== Exercise data ==

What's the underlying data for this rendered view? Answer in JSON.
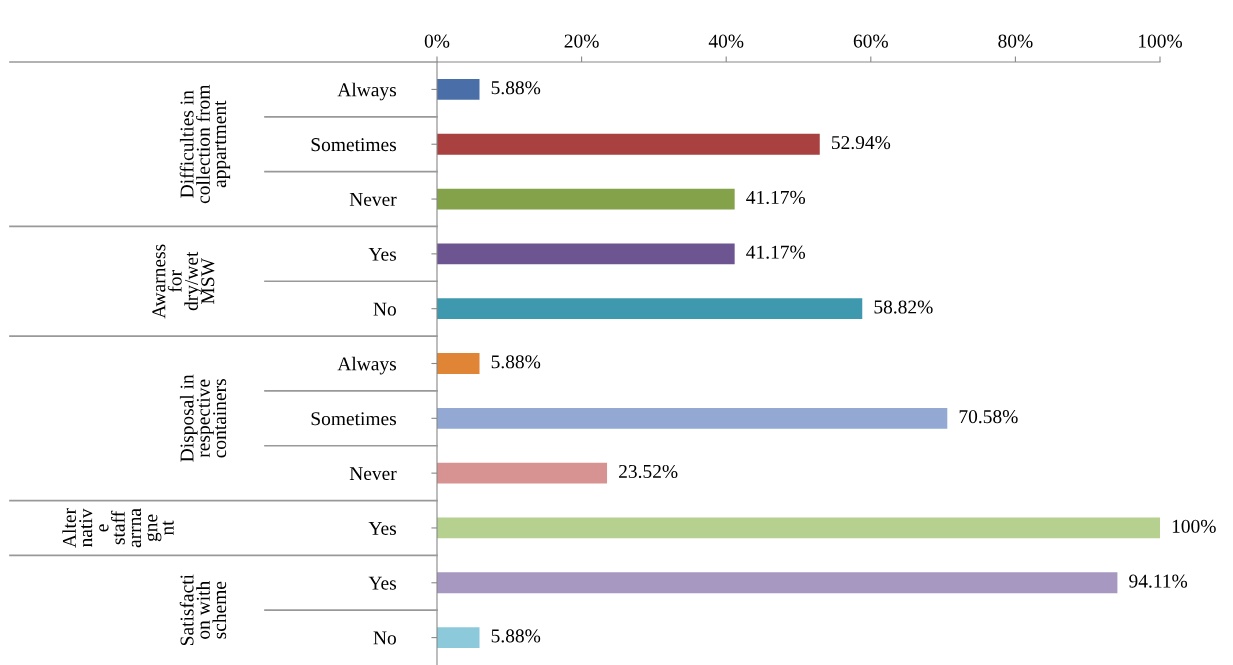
{
  "chart_data": {
    "type": "bar",
    "orientation": "horizontal",
    "categories": [
      "Always",
      "Sometimes",
      "Never",
      "Yes",
      "No",
      "Always",
      "Sometimes",
      "Never",
      "Yes",
      "Yes",
      "No"
    ],
    "values": [
      5.88,
      52.94,
      41.17,
      41.17,
      58.82,
      5.88,
      70.58,
      23.52,
      100,
      94.11,
      5.88
    ],
    "colors": [
      "#4a6fa8",
      "#a8413f",
      "#84a24a",
      "#6d5592",
      "#3e98ae",
      "#e08436",
      "#93a9d4",
      "#d69391",
      "#b6d08f",
      "#a698c0",
      "#8ccadb"
    ],
    "value_labels": [
      "5.88%",
      "52.94%",
      "41.17%",
      "41.17%",
      "58.82%",
      "5.88%",
      "70.58%",
      "23.52%",
      "100%",
      "94.11%",
      "5.88%"
    ],
    "xlim": [
      0,
      100
    ],
    "xticks": [
      {
        "value": 0,
        "label": "0%"
      },
      {
        "value": 20,
        "label": "20%"
      },
      {
        "value": 40,
        "label": "40%"
      },
      {
        "value": 60,
        "label": "60%"
      },
      {
        "value": 80,
        "label": "80%"
      },
      {
        "value": 100,
        "label": "100%"
      }
    ],
    "annotations": [
      "Difficulties in\ncollection from\nappartment",
      "Awarness\nfor\ndry/wet\nMSW",
      "Disposal in\nrespective\ncontainers",
      "Alter\nnativ\ne\nstaff\narrna\ngne\nnt",
      "Satisfacti\non with\nscheme"
    ],
    "grid": false,
    "legend": false
  }
}
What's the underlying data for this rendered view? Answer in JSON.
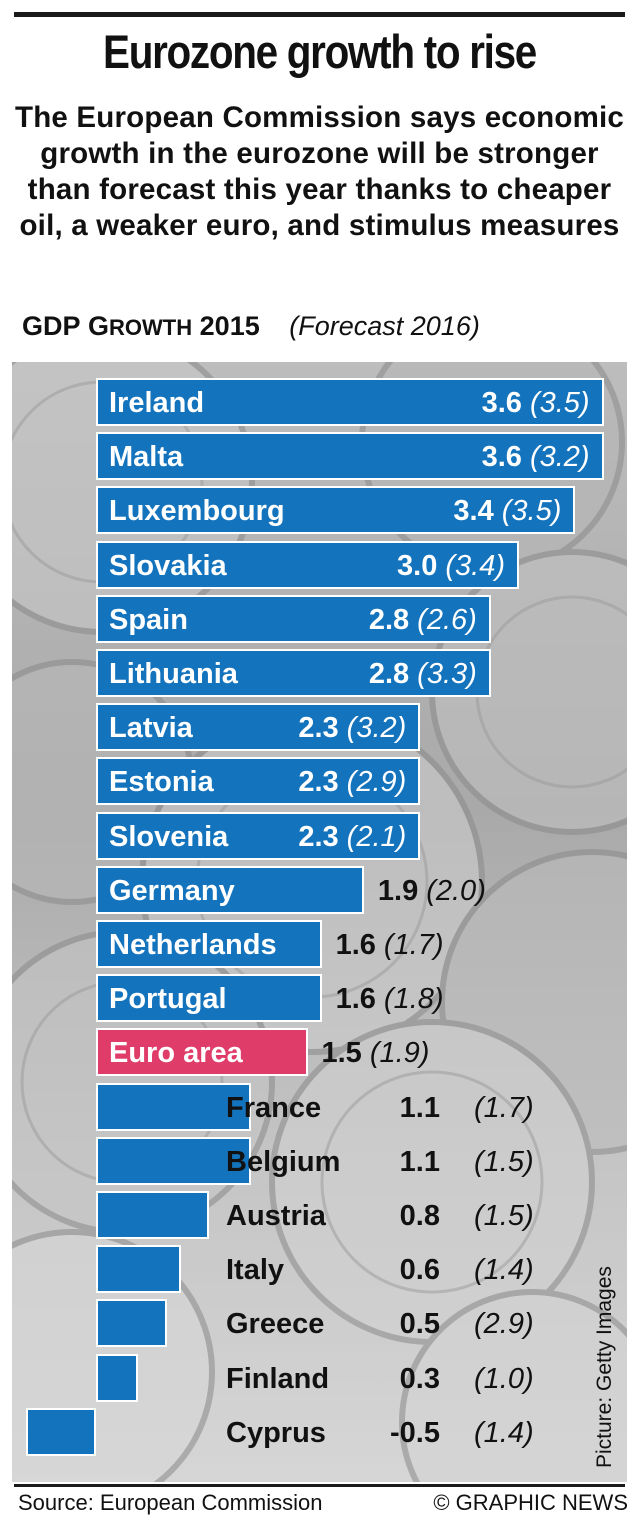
{
  "title": "Eurozone growth to rise",
  "subtitle": "The European Commission says economic growth in the eurozone will be stronger than forecast this year thanks to cheaper oil, a weaker euro, and stimulus measures",
  "header": {
    "gdp": "GDP",
    "growth_g": "G",
    "growth_rest": "ROWTH",
    "year": "2015",
    "forecast": "(Forecast 2016)"
  },
  "photo_credit": "Picture: Getty Images",
  "source": "Source: European Commission",
  "copyright": "© GRAPHIC NEWS",
  "colors": {
    "bar": "#1473bd",
    "highlight": "#e03c6a",
    "bar_border": "#ffffff"
  },
  "chart_data": {
    "type": "bar",
    "orientation": "horizontal",
    "title": "Eurozone growth to rise",
    "categories": [
      "Ireland",
      "Malta",
      "Luxembourg",
      "Slovakia",
      "Spain",
      "Lithuania",
      "Latvia",
      "Estonia",
      "Slovenia",
      "Germany",
      "Netherlands",
      "Portugal",
      "Euro area",
      "France",
      "Belgium",
      "Austria",
      "Italy",
      "Greece",
      "Finland",
      "Cyprus"
    ],
    "series": [
      {
        "name": "GDP growth 2015",
        "values": [
          3.6,
          3.6,
          3.4,
          3.0,
          2.8,
          2.8,
          2.3,
          2.3,
          2.3,
          1.9,
          1.6,
          1.6,
          1.5,
          1.1,
          1.1,
          0.8,
          0.6,
          0.5,
          0.3,
          -0.5
        ]
      },
      {
        "name": "Forecast 2016",
        "values": [
          3.5,
          3.2,
          3.5,
          3.4,
          2.6,
          3.3,
          3.2,
          2.9,
          2.1,
          2.0,
          1.7,
          1.8,
          1.9,
          1.7,
          1.5,
          1.5,
          1.4,
          2.9,
          1.0,
          1.4
        ]
      }
    ],
    "value_labels_2015": [
      "3.6",
      "3.6",
      "3.4",
      "3.0",
      "2.8",
      "2.8",
      "2.3",
      "2.3",
      "2.3",
      "1.9",
      "1.6",
      "1.6",
      "1.5",
      "1.1",
      "1.1",
      "0.8",
      "0.6",
      "0.5",
      "0.3",
      "-0.5"
    ],
    "value_labels_2016": [
      "(3.5)",
      "(3.2)",
      "(3.5)",
      "(3.4)",
      "(2.6)",
      "(3.3)",
      "(3.2)",
      "(2.9)",
      "(2.1)",
      "(2.0)",
      "(1.7)",
      "(1.8)",
      "(1.9)",
      "(1.7)",
      "(1.5)",
      "(1.5)",
      "(1.4)",
      "(2.9)",
      "(1.0)",
      "(1.4)"
    ],
    "highlight": "Euro area",
    "bars_show": "GDP growth 2015",
    "grid": false,
    "legend": "none"
  }
}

== Stated goal ==
Transcribe all of the material exactly, leaving out whatever pictures it contains.

== Solution to this exercise ==
What's the underlying data for this rendered view? Answer in JSON.
{
  "chart_data": {
    "type": "bar",
    "orientation": "horizontal",
    "categories": [
      "Always",
      "Sometimes",
      "Never",
      "Yes",
      "No",
      "Always",
      "Sometimes",
      "Never",
      "Yes",
      "Yes",
      "No"
    ],
    "values": [
      5.88,
      52.94,
      41.17,
      41.17,
      58.82,
      5.88,
      70.58,
      23.52,
      100,
      94.11,
      5.88
    ],
    "colors": [
      "#4a6fa8",
      "#a8413f",
      "#84a24a",
      "#6d5592",
      "#3e98ae",
      "#e08436",
      "#93a9d4",
      "#d69391",
      "#b6d08f",
      "#a698c0",
      "#8ccadb"
    ],
    "value_labels": [
      "5.88%",
      "52.94%",
      "41.17%",
      "41.17%",
      "58.82%",
      "5.88%",
      "70.58%",
      "23.52%",
      "100%",
      "94.11%",
      "5.88%"
    ],
    "xlim": [
      0,
      100
    ],
    "xticks": [
      {
        "value": 0,
        "label": "0%"
      },
      {
        "value": 20,
        "label": "20%"
      },
      {
        "value": 40,
        "label": "40%"
      },
      {
        "value": 60,
        "label": "60%"
      },
      {
        "value": 80,
        "label": "80%"
      },
      {
        "value": 100,
        "label": "100%"
      }
    ],
    "annotations": [
      "Difficulties in\ncollection from\nappartment",
      "Awarness\nfor\ndry/wet\nMSW",
      "Disposal in\nrespective\ncontainers",
      "Alter\nnativ\ne\nstaff\narrna\ngne\nnt",
      "Satisfacti\non with\nscheme"
    ],
    "grid": false,
    "legend": false
  }
}
What's the underlying data for this rendered view? Answer in JSON.
{
  "title": "Eurozone growth to rise",
  "subtitle": "The European Commission says economic growth in the eurozone will be stronger than forecast this year thanks to cheaper oil, a weaker euro, and stimulus measures",
  "header": {
    "gdp": "GDP",
    "growth_g": "G",
    "growth_rest": "ROWTH",
    "year": "2015",
    "forecast": "(Forecast 2016)"
  },
  "photo_credit": "Picture: Getty Images",
  "source": "Source: European Commission",
  "copyright": "© GRAPHIC NEWS",
  "colors": {
    "bar": "#1473bd",
    "highlight": "#e03c6a",
    "bar_border": "#ffffff"
  },
  "chart_data": {
    "type": "bar",
    "orientation": "horizontal",
    "title": "Eurozone growth to rise",
    "categories": [
      "Ireland",
      "Malta",
      "Luxembourg",
      "Slovakia",
      "Spain",
      "Lithuania",
      "Latvia",
      "Estonia",
      "Slovenia",
      "Germany",
      "Netherlands",
      "Portugal",
      "Euro area",
      "France",
      "Belgium",
      "Austria",
      "Italy",
      "Greece",
      "Finland",
      "Cyprus"
    ],
    "series": [
      {
        "name": "GDP growth 2015",
        "values": [
          3.6,
          3.6,
          3.4,
          3.0,
          2.8,
          2.8,
          2.3,
          2.3,
          2.3,
          1.9,
          1.6,
          1.6,
          1.5,
          1.1,
          1.1,
          0.8,
          0.6,
          0.5,
          0.3,
          -0.5
        ]
      },
      {
        "name": "Forecast 2016",
        "values": [
          3.5,
          3.2,
          3.5,
          3.4,
          2.6,
          3.3,
          3.2,
          2.9,
          2.1,
          2.0,
          1.7,
          1.8,
          1.9,
          1.7,
          1.5,
          1.5,
          1.4,
          2.9,
          1.0,
          1.4
        ]
      }
    ],
    "value_labels_2015": [
      "3.6",
      "3.6",
      "3.4",
      "3.0",
      "2.8",
      "2.8",
      "2.3",
      "2.3",
      "2.3",
      "1.9",
      "1.6",
      "1.6",
      "1.5",
      "1.1",
      "1.1",
      "0.8",
      "0.6",
      "0.5",
      "0.3",
      "-0.5"
    ],
    "value_labels_2016": [
      "(3.5)",
      "(3.2)",
      "(3.5)",
      "(3.4)",
      "(2.6)",
      "(3.3)",
      "(3.2)",
      "(2.9)",
      "(2.1)",
      "(2.0)",
      "(1.7)",
      "(1.8)",
      "(1.9)",
      "(1.7)",
      "(1.5)",
      "(1.5)",
      "(1.4)",
      "(2.9)",
      "(1.0)",
      "(1.4)"
    ],
    "highlight": "Euro area",
    "bars_show": "GDP growth 2015",
    "grid": false,
    "legend": "none"
  }
}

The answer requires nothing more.